▸ **ZIELE**:
1. Was darf laut dem Text über das Singen aus unserer Kehle weichen?
2. Setze den Text über das liebevolle Singen nach seinem letzten Satz fort.

▸ **GEZEIGTER TEXTAUSZUG**:
-=-=-

Im Singen und Tönen können wir dieses liebevolle Sein mit uns selbst wunderbar üben. Wenn wir beginnen, uns selbst im Singen liebevoll zu berühren, anstatt das Augenmerk darauf zu richten, besonders gut zu singen, ist der erste Schritt bereits getan. Wenn der Kritiker auch hier gehen darf und das Singen jenseits von Beurteilung und Bewertung stattfindet, können wir wieder zu unserer eigentlichen authentischen Stimme zurück finden. Dann darf der innere Druck aus unserer Kehle weichen und unsere Stimme kann uns tiefer zu uns selbst führen und uns unser wahres Selbst offenbaren.

-=-=-

▸ **EXTRAHIERTE INFORMATIONEN**:
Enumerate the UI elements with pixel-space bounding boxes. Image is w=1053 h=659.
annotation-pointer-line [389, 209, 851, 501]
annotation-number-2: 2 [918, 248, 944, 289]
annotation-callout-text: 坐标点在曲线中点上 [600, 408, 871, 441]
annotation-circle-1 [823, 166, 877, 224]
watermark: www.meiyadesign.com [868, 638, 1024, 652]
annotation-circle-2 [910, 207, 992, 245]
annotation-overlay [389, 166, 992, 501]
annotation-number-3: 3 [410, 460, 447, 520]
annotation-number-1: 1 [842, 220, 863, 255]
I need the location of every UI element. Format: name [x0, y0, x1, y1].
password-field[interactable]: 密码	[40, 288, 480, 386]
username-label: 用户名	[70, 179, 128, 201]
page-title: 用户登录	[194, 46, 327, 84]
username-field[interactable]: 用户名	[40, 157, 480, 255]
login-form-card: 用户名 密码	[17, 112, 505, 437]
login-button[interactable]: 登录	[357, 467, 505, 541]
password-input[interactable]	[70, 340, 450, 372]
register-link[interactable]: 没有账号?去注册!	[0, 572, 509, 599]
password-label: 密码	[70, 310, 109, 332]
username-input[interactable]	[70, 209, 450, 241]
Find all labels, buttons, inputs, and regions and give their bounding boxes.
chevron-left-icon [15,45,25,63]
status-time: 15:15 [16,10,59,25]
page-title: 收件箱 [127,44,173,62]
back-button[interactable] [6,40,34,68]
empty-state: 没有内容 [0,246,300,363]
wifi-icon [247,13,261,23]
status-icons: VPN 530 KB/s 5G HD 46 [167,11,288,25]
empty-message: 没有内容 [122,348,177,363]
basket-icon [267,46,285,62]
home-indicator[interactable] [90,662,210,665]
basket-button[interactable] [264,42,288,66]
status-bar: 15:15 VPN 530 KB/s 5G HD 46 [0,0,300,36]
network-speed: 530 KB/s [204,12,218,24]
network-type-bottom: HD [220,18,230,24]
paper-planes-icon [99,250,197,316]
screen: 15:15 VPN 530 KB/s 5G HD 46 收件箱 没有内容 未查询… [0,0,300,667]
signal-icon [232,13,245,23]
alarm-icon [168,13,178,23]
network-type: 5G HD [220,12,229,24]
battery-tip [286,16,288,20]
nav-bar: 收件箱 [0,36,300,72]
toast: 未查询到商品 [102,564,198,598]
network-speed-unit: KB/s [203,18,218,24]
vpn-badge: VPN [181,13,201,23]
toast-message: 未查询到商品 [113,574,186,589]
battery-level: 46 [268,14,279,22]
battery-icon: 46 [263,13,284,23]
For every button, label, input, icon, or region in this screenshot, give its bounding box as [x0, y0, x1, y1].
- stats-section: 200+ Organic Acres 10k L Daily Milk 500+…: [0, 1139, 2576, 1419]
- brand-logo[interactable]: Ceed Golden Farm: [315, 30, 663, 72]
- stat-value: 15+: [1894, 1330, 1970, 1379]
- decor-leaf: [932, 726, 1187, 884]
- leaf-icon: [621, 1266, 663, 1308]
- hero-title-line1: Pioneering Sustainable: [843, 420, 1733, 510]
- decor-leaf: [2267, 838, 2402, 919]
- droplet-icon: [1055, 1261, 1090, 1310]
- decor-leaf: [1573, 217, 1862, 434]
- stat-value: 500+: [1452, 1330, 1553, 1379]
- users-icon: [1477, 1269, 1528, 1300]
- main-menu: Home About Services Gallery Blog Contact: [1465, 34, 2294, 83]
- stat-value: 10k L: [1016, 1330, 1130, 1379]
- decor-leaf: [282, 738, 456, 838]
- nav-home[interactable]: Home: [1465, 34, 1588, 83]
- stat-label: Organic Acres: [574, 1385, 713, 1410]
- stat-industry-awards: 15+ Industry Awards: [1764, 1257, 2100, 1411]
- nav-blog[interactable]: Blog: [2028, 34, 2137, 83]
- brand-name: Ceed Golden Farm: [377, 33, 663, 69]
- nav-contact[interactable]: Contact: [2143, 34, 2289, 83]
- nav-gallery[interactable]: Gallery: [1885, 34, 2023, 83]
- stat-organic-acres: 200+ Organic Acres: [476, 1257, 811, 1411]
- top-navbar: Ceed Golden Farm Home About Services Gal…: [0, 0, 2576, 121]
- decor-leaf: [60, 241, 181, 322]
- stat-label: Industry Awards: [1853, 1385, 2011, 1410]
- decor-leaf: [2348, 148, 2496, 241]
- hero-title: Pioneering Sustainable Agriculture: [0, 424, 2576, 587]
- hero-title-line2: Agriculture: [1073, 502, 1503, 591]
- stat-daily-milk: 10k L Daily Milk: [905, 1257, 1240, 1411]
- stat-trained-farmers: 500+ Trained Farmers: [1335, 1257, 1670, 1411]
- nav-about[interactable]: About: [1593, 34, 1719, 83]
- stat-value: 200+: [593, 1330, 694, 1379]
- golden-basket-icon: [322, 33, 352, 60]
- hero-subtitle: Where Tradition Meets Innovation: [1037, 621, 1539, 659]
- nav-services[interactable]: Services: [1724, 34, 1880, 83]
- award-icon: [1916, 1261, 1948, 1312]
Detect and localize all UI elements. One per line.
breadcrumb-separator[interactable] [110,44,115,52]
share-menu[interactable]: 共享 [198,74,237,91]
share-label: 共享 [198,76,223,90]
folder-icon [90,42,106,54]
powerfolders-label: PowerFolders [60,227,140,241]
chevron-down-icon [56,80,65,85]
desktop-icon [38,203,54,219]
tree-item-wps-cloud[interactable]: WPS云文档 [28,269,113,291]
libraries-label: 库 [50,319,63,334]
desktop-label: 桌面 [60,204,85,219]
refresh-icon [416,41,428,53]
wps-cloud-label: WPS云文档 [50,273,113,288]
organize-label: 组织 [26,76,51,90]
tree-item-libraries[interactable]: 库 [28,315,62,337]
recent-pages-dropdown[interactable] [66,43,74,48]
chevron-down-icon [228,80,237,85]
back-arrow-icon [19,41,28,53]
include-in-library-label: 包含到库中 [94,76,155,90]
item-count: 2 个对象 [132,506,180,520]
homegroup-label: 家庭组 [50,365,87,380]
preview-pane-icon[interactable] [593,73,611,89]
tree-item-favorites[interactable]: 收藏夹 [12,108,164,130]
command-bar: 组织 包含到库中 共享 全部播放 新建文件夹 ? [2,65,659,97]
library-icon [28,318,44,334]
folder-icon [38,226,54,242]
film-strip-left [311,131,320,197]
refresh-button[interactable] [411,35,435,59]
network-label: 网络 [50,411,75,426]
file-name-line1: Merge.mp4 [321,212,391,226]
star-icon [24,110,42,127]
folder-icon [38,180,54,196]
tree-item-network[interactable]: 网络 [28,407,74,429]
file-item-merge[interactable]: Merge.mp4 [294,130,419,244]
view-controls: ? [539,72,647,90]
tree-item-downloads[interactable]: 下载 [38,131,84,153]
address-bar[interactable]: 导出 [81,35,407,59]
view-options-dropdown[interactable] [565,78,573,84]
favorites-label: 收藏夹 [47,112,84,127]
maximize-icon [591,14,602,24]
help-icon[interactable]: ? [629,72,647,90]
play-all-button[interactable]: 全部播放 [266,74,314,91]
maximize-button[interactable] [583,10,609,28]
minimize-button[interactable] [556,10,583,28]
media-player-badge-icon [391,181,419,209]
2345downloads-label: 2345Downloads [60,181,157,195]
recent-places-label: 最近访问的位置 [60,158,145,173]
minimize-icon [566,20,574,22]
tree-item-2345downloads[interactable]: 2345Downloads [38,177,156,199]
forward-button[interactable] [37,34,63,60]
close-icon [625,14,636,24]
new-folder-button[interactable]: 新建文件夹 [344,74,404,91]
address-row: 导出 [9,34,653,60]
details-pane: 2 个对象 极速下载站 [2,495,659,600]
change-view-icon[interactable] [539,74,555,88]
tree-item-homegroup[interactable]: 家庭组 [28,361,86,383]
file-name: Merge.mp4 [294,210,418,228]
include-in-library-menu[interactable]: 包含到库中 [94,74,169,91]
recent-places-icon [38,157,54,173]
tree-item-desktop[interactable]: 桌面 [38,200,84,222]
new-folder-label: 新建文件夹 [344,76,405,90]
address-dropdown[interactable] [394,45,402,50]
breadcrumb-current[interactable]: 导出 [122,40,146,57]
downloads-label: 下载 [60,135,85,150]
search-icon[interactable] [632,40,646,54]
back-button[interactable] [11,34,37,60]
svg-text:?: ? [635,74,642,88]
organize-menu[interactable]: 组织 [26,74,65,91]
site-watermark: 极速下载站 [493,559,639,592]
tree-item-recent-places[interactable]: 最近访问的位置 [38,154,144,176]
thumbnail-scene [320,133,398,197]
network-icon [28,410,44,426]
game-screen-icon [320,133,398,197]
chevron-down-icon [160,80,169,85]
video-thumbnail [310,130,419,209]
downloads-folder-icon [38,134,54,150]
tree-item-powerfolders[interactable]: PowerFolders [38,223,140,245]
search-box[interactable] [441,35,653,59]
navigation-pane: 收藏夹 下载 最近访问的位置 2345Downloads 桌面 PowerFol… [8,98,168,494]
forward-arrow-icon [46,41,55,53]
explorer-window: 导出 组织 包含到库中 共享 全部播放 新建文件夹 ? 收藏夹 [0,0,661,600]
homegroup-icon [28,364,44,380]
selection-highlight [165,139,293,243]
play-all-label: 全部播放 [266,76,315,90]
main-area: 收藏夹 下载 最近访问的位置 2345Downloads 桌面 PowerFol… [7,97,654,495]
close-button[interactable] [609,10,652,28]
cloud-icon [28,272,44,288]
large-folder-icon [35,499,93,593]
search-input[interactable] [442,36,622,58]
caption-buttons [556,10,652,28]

-=-=-

▸ **GELÖSTE AUFGABEN**:
1. Der innere Druck darf aus unserer Kehle weichen.

2.
Liebe Sabine,
was für ein Weg, was für eine Veränderung und wieviel Mut, diesen Weg zu gehen und letztendlich, wieviel Freude und Dankbarkeit er dir auch beschert hat. Und dass du deine Prozesse mit uns teilst, ist ein großes Geschenk und gerade dein letzter Eintrag berührt mich natürlich sehr, da ich 2008 deine Visionsschwester war. Wieviel ist seitdem passiert; wir alle haben uns auf unseren ganz eigenen Weg gemacht und tragen mit unseren Stimmen, unserem Gesang dazu bei, die Erde ein wenig friedlicher werden zu lassen, lassen unser Licht strahlen und verbinden uns im Gesang mit Menschen, die genau auch das wollen: Ich verbinde mich mit mir selbst, mit dem Göttlichen und damit mit allen und allem.
Du schreibst so schön und berührend. Danke dir – Love, Sabine K.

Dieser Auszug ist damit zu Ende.